WHAT TO WORK ON — Copy out the listing that follows, exactly, without its pictures.

** start SOURCE RECORDS **

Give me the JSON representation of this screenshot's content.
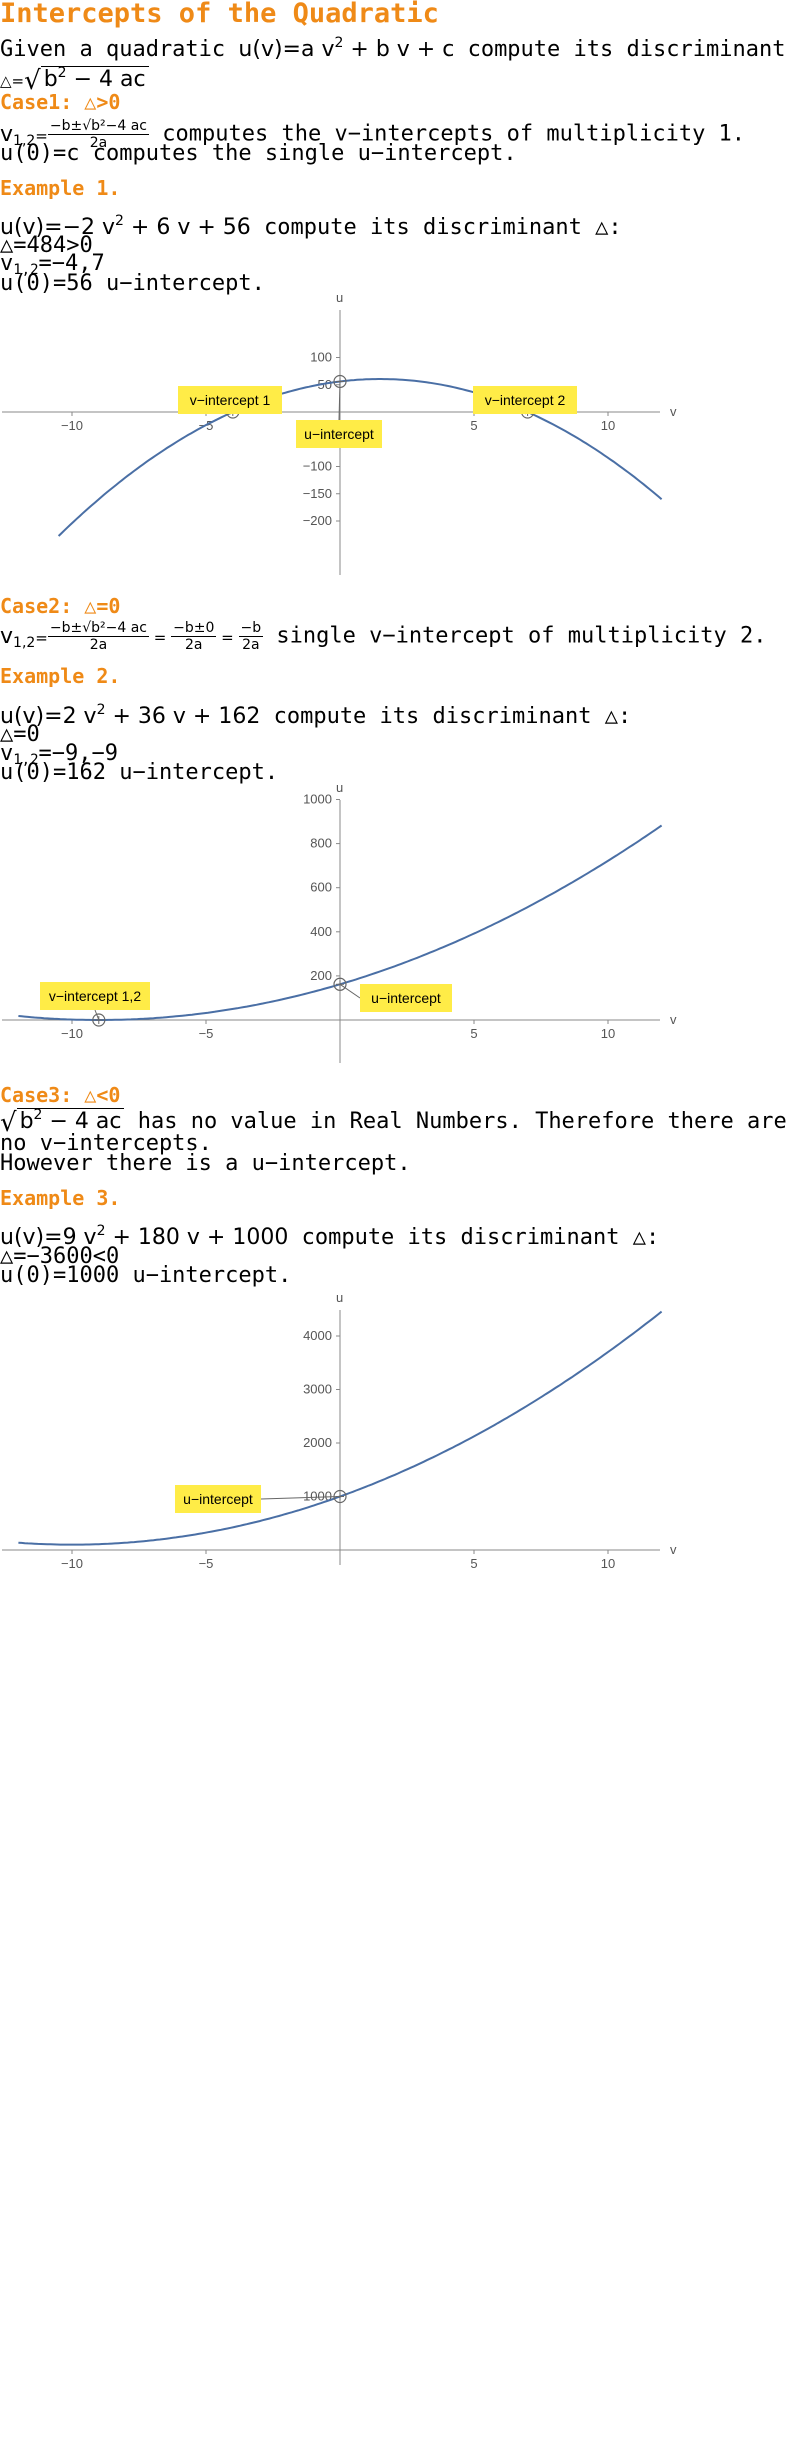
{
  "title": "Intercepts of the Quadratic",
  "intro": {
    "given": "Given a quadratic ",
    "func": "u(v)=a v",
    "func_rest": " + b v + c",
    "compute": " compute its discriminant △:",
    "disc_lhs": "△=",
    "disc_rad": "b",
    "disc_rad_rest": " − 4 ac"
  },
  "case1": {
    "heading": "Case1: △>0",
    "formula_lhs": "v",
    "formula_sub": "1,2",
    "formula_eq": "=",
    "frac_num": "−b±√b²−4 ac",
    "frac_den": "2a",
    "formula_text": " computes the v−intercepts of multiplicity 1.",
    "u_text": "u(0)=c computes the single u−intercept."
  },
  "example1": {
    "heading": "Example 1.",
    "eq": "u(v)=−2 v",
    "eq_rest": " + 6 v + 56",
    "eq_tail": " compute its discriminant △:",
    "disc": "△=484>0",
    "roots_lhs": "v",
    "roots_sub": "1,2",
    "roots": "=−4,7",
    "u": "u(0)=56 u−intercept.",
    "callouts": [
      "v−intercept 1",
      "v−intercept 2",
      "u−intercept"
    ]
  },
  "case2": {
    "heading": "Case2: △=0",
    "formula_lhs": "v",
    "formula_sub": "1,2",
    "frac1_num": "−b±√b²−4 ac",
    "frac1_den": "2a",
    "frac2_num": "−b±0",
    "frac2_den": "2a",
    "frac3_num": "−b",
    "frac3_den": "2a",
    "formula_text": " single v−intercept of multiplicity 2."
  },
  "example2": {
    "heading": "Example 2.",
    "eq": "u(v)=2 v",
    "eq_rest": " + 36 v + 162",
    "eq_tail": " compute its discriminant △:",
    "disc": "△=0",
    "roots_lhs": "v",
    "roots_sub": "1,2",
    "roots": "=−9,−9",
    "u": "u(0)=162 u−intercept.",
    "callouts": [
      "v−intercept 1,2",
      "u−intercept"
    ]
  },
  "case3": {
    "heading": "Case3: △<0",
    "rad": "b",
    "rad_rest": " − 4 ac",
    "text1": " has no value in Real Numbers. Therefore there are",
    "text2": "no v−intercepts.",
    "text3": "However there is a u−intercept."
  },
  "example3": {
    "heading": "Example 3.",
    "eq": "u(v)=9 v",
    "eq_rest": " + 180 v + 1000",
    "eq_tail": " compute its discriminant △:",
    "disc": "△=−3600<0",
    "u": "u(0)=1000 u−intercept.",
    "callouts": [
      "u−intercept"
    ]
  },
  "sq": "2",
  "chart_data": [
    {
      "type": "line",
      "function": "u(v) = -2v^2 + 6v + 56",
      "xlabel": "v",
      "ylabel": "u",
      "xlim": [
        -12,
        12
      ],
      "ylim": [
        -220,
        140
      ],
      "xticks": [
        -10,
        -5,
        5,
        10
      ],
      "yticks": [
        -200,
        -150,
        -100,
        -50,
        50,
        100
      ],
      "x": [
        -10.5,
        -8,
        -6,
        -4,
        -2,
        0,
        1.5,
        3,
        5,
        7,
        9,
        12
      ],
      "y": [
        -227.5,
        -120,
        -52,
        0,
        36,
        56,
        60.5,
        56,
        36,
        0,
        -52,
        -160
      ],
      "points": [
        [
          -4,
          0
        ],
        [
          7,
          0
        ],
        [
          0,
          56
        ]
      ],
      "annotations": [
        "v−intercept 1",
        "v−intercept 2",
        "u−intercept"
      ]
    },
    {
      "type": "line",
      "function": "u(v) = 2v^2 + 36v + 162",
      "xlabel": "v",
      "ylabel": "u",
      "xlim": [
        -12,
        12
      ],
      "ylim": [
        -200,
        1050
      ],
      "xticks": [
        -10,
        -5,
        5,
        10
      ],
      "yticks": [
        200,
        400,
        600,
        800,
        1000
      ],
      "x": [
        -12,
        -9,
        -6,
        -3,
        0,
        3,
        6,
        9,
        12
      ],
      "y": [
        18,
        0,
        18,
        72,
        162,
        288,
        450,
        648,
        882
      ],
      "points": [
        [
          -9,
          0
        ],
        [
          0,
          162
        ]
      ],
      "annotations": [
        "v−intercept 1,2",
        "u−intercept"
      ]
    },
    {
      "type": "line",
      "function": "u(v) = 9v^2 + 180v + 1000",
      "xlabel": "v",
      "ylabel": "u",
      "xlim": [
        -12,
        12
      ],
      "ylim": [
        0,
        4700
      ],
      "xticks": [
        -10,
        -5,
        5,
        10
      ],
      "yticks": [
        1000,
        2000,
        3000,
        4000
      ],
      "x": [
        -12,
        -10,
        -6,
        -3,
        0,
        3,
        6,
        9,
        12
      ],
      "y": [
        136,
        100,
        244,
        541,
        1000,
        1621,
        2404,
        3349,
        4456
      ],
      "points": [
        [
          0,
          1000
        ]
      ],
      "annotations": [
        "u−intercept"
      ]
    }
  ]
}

** end SOURCE RECORDS **

CORRECT OUTPUT —
Give me the JSON representation of this screenshot's content.
{
  "title": "Intercepts of the Quadratic",
  "intro": {
    "given": "Given a quadratic ",
    "func": "u(v)=a v",
    "func_rest": " + b v + c",
    "compute": " compute its discriminant △:",
    "disc_lhs": "△=",
    "disc_rad": "b",
    "disc_rad_rest": " − 4 ac"
  },
  "case1": {
    "heading": "Case1: △>0",
    "formula_lhs": "v",
    "formula_sub": "1,2",
    "formula_eq": "=",
    "frac_num": "−b±√b²−4 ac",
    "frac_den": "2a",
    "formula_text": " computes the v−intercepts of multiplicity 1.",
    "u_text": "u(0)=c computes the single u−intercept."
  },
  "example1": {
    "heading": "Example 1.",
    "eq": "u(v)=−2 v",
    "eq_rest": " + 6 v + 56",
    "eq_tail": " compute its discriminant △:",
    "disc": "△=484>0",
    "roots_lhs": "v",
    "roots_sub": "1,2",
    "roots": "=−4,7",
    "u": "u(0)=56 u−intercept.",
    "callouts": [
      "v−intercept 1",
      "v−intercept 2",
      "u−intercept"
    ]
  },
  "case2": {
    "heading": "Case2: △=0",
    "formula_lhs": "v",
    "formula_sub": "1,2",
    "frac1_num": "−b±√b²−4 ac",
    "frac1_den": "2a",
    "frac2_num": "−b±0",
    "frac2_den": "2a",
    "frac3_num": "−b",
    "frac3_den": "2a",
    "formula_text": " single v−intercept of multiplicity 2."
  },
  "example2": {
    "heading": "Example 2.",
    "eq": "u(v)=2 v",
    "eq_rest": " + 36 v + 162",
    "eq_tail": " compute its discriminant △:",
    "disc": "△=0",
    "roots_lhs": "v",
    "roots_sub": "1,2",
    "roots": "=−9,−9",
    "u": "u(0)=162 u−intercept.",
    "callouts": [
      "v−intercept 1,2",
      "u−intercept"
    ]
  },
  "case3": {
    "heading": "Case3: △<0",
    "rad": "b",
    "rad_rest": " − 4 ac",
    "text1": " has no value in Real Numbers. Therefore there are",
    "text2": "no v−intercepts.",
    "text3": "However there is a u−intercept."
  },
  "example3": {
    "heading": "Example 3.",
    "eq": "u(v)=9 v",
    "eq_rest": " + 180 v + 1000",
    "eq_tail": " compute its discriminant △:",
    "disc": "△=−3600<0",
    "u": "u(0)=1000 u−intercept.",
    "callouts": [
      "u−intercept"
    ]
  },
  "sq": "2",
  "chart_data": [
    {
      "type": "line",
      "function": "u(v) = -2v^2 + 6v + 56",
      "xlabel": "v",
      "ylabel": "u",
      "xlim": [
        -12,
        12
      ],
      "ylim": [
        -220,
        140
      ],
      "xticks": [
        -10,
        -5,
        5,
        10
      ],
      "yticks": [
        -200,
        -150,
        -100,
        -50,
        50,
        100
      ],
      "x": [
        -10.5,
        -8,
        -6,
        -4,
        -2,
        0,
        1.5,
        3,
        5,
        7,
        9,
        12
      ],
      "y": [
        -227.5,
        -120,
        -52,
        0,
        36,
        56,
        60.5,
        56,
        36,
        0,
        -52,
        -160
      ],
      "points": [
        [
          -4,
          0
        ],
        [
          7,
          0
        ],
        [
          0,
          56
        ]
      ],
      "annotations": [
        "v−intercept 1",
        "v−intercept 2",
        "u−intercept"
      ]
    },
    {
      "type": "line",
      "function": "u(v) = 2v^2 + 36v + 162",
      "xlabel": "v",
      "ylabel": "u",
      "xlim": [
        -12,
        12
      ],
      "ylim": [
        -200,
        1050
      ],
      "xticks": [
        -10,
        -5,
        5,
        10
      ],
      "yticks": [
        200,
        400,
        600,
        800,
        1000
      ],
      "x": [
        -12,
        -9,
        -6,
        -3,
        0,
        3,
        6,
        9,
        12
      ],
      "y": [
        18,
        0,
        18,
        72,
        162,
        288,
        450,
        648,
        882
      ],
      "points": [
        [
          -9,
          0
        ],
        [
          0,
          162
        ]
      ],
      "annotations": [
        "v−intercept 1,2",
        "u−intercept"
      ]
    },
    {
      "type": "line",
      "function": "u(v) = 9v^2 + 180v + 1000",
      "xlabel": "v",
      "ylabel": "u",
      "xlim": [
        -12,
        12
      ],
      "ylim": [
        0,
        4700
      ],
      "xticks": [
        -10,
        -5,
        5,
        10
      ],
      "yticks": [
        1000,
        2000,
        3000,
        4000
      ],
      "x": [
        -12,
        -10,
        -6,
        -3,
        0,
        3,
        6,
        9,
        12
      ],
      "y": [
        136,
        100,
        244,
        541,
        1000,
        1621,
        2404,
        3349,
        4456
      ],
      "points": [
        [
          0,
          1000
        ]
      ],
      "annotations": [
        "u−intercept"
      ]
    }
  ]
}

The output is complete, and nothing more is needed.